(Data listing)
******

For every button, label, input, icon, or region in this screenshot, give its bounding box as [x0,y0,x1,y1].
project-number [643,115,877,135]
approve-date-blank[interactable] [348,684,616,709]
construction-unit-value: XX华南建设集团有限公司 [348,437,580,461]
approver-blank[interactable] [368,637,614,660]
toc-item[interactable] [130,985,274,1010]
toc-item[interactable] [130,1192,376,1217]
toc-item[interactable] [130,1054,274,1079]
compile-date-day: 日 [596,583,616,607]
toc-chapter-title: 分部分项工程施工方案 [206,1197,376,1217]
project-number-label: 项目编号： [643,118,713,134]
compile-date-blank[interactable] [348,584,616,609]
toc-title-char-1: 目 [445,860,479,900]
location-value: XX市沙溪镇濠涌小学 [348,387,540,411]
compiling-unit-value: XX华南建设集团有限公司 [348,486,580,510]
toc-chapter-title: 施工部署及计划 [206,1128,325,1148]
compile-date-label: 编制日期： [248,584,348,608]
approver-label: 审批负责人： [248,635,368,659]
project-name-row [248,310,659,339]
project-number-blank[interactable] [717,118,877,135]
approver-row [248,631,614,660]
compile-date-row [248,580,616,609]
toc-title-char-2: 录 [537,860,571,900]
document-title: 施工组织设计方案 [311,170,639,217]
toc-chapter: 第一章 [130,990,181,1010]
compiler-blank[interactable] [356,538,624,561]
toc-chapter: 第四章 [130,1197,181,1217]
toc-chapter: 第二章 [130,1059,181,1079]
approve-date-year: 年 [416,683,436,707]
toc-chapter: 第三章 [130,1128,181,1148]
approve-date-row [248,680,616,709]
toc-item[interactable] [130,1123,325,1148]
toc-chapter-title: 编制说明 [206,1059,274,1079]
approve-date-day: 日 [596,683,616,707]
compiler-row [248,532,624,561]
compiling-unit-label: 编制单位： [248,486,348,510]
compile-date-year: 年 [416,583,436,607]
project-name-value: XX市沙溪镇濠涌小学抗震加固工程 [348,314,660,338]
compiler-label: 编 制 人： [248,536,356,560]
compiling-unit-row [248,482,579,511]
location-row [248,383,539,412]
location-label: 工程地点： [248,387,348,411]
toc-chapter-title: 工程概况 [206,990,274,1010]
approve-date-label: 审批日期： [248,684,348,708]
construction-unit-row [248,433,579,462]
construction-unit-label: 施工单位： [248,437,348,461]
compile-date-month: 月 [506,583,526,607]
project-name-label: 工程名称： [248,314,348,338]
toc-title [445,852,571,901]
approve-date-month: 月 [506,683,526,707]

******

Copy the lines of the records from the start through the line containing "compile-date-blank[interactable] [348,584,616,609]", including that line.

For every button, label, input, icon, or region in this screenshot, give its bounding box as [x0,y0,x1,y1].
project-number [643,115,877,135]
approve-date-blank[interactable] [348,684,616,709]
construction-unit-value: XX华南建设集团有限公司 [348,437,580,461]
approver-blank[interactable] [368,637,614,660]
toc-item[interactable] [130,985,274,1010]
toc-item[interactable] [130,1192,376,1217]
toc-item[interactable] [130,1054,274,1079]
compile-date-day: 日 [596,583,616,607]
toc-chapter-title: 分部分项工程施工方案 [206,1197,376,1217]
project-number-label: 项目编号： [643,118,713,134]
compile-date-blank[interactable] [348,584,616,609]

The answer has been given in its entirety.